__TASK__.
Hunt for the word "this" across the entries below, copying each line that holds it.

__Dataset excerpt__.
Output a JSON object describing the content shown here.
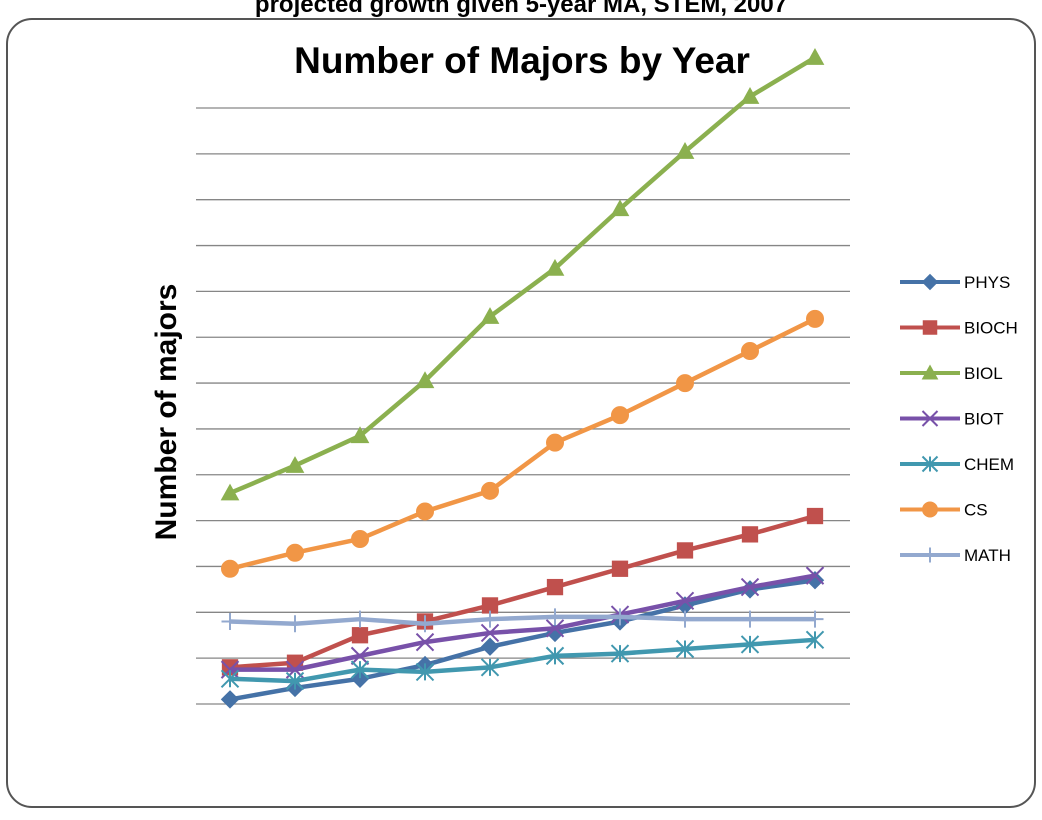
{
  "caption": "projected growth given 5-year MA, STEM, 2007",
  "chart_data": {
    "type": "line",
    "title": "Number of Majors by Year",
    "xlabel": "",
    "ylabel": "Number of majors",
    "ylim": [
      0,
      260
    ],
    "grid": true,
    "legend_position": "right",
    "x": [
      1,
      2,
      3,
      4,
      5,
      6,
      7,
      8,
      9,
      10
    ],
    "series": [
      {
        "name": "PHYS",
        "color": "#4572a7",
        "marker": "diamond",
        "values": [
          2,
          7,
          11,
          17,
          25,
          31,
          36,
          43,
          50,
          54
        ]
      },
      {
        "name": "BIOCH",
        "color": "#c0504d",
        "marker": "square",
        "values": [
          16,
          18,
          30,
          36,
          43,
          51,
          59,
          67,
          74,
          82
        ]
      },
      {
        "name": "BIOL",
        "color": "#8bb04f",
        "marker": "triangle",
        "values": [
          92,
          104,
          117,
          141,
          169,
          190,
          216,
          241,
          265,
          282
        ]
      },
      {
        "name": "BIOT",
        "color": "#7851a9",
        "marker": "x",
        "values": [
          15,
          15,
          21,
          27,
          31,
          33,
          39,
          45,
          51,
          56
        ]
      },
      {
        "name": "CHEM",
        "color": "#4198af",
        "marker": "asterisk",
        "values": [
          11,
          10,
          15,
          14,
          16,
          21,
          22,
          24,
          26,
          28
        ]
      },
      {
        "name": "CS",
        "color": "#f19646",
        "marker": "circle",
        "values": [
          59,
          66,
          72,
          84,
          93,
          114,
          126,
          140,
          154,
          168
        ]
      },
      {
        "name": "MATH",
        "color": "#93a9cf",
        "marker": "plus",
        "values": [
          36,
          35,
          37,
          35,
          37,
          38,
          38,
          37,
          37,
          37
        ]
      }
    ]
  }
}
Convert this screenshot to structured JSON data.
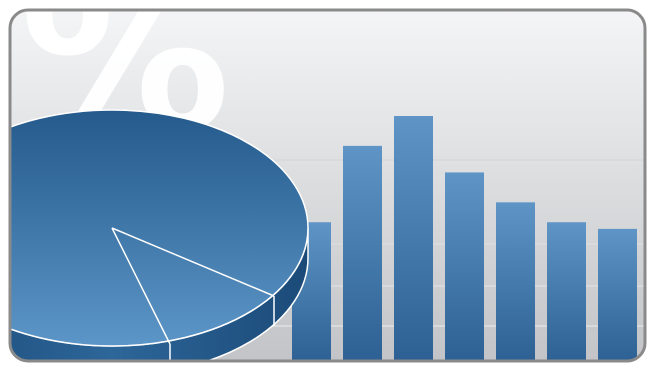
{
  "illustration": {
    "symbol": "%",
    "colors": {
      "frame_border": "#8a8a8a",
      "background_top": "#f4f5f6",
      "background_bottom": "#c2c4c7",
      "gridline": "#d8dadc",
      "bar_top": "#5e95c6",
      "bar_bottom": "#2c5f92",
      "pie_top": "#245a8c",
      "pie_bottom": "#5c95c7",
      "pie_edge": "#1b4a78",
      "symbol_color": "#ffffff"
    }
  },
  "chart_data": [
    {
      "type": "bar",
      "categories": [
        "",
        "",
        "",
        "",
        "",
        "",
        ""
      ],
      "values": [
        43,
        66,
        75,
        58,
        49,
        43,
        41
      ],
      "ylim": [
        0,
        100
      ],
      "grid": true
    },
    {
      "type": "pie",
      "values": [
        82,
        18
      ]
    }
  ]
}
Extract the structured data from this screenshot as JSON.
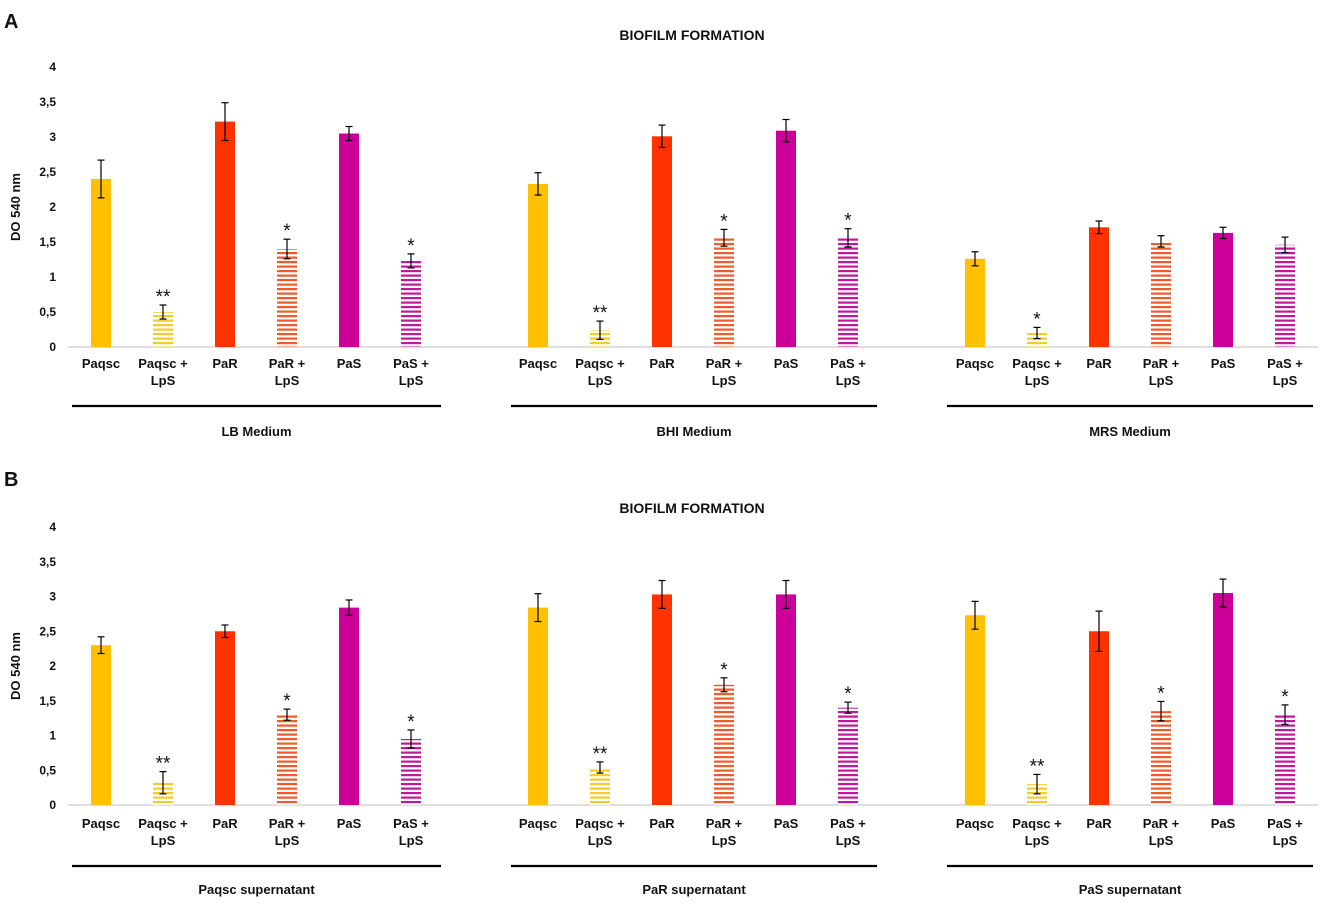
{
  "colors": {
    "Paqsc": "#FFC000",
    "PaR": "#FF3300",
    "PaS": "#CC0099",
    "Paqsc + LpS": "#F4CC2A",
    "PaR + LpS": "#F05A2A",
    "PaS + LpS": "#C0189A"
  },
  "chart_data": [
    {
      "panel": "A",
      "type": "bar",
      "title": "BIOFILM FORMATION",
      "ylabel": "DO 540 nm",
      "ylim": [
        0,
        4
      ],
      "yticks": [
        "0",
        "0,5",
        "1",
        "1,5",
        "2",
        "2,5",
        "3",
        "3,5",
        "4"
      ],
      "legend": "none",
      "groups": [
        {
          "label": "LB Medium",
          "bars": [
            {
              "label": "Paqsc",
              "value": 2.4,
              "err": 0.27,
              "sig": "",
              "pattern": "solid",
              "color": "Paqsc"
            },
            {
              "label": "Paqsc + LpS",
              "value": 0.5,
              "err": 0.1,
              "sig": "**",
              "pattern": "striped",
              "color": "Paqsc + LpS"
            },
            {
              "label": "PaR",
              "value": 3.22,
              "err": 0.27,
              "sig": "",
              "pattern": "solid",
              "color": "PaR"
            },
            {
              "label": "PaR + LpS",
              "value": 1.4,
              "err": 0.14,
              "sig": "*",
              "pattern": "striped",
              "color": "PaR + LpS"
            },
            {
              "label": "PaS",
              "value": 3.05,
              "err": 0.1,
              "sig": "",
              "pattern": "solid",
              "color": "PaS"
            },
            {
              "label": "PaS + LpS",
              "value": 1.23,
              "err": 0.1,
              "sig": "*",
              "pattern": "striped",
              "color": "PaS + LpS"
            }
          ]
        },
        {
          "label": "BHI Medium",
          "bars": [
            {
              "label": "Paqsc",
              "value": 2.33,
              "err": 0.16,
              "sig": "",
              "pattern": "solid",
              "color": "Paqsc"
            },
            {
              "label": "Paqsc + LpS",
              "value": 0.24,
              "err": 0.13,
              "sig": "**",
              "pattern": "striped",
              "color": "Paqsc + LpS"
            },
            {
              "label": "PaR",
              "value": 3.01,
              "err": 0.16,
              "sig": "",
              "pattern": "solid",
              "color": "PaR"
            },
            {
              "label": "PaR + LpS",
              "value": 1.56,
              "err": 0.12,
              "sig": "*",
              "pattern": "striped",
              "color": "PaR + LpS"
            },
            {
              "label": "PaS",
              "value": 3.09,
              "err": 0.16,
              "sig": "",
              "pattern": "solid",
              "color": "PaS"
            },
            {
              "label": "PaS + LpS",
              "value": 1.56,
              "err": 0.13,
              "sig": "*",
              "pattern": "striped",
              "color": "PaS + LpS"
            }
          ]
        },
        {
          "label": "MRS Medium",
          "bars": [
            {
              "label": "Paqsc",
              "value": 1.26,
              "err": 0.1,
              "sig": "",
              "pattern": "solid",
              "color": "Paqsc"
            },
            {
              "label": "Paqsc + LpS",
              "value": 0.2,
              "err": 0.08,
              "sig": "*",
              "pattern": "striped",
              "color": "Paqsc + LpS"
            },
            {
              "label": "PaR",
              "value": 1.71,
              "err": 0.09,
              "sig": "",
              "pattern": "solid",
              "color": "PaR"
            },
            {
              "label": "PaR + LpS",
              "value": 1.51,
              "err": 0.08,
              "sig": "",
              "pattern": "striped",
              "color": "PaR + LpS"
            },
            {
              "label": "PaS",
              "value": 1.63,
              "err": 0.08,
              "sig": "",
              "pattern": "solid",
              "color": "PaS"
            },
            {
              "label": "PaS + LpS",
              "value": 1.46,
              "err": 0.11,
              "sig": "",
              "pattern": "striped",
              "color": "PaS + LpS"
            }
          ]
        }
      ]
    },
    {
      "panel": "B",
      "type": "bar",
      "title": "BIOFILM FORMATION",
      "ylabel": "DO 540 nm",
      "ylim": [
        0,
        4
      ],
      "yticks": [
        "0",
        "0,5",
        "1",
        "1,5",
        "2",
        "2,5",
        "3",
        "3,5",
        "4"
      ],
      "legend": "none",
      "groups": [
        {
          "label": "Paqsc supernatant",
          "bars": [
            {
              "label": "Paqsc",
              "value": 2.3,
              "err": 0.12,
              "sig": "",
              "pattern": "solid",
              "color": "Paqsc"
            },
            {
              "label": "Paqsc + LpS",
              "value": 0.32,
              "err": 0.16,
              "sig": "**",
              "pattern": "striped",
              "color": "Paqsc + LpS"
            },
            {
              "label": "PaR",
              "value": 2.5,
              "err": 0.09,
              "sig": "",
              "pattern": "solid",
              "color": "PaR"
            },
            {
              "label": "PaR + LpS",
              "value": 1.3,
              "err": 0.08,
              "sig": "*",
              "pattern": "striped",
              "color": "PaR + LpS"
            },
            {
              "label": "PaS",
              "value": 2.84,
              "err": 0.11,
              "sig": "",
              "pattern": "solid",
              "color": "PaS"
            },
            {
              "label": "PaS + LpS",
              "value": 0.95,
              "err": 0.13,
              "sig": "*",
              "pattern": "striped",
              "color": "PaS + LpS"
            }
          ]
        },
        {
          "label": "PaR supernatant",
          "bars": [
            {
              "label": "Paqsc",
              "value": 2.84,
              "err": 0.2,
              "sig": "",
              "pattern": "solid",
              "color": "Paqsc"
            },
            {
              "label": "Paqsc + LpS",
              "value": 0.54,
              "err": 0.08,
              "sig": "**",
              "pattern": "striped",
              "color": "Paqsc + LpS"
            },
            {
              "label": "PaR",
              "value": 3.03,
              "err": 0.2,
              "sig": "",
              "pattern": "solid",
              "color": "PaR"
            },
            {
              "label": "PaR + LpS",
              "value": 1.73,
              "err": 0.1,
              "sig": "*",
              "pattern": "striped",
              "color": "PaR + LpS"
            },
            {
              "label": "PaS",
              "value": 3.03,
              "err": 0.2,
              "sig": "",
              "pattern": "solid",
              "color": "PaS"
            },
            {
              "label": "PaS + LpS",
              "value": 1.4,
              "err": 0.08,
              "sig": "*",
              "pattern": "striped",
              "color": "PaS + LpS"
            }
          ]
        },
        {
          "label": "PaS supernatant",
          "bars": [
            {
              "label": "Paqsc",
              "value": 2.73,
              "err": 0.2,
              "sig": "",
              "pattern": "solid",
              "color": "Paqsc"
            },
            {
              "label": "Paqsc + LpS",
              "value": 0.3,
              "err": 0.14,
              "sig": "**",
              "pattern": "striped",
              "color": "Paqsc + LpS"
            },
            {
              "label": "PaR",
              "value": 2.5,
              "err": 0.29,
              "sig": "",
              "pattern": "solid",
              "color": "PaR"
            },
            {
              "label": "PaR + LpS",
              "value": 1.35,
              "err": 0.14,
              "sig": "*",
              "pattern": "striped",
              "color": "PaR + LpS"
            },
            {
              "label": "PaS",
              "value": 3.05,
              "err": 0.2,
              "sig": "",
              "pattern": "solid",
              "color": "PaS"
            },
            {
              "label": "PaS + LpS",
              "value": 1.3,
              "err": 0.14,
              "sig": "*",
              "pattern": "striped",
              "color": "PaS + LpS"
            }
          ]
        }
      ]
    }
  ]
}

__FINAL ANSWER__.
Convert this screenshot to structured JSON data.
Extract the structured data from this screenshot as JSON.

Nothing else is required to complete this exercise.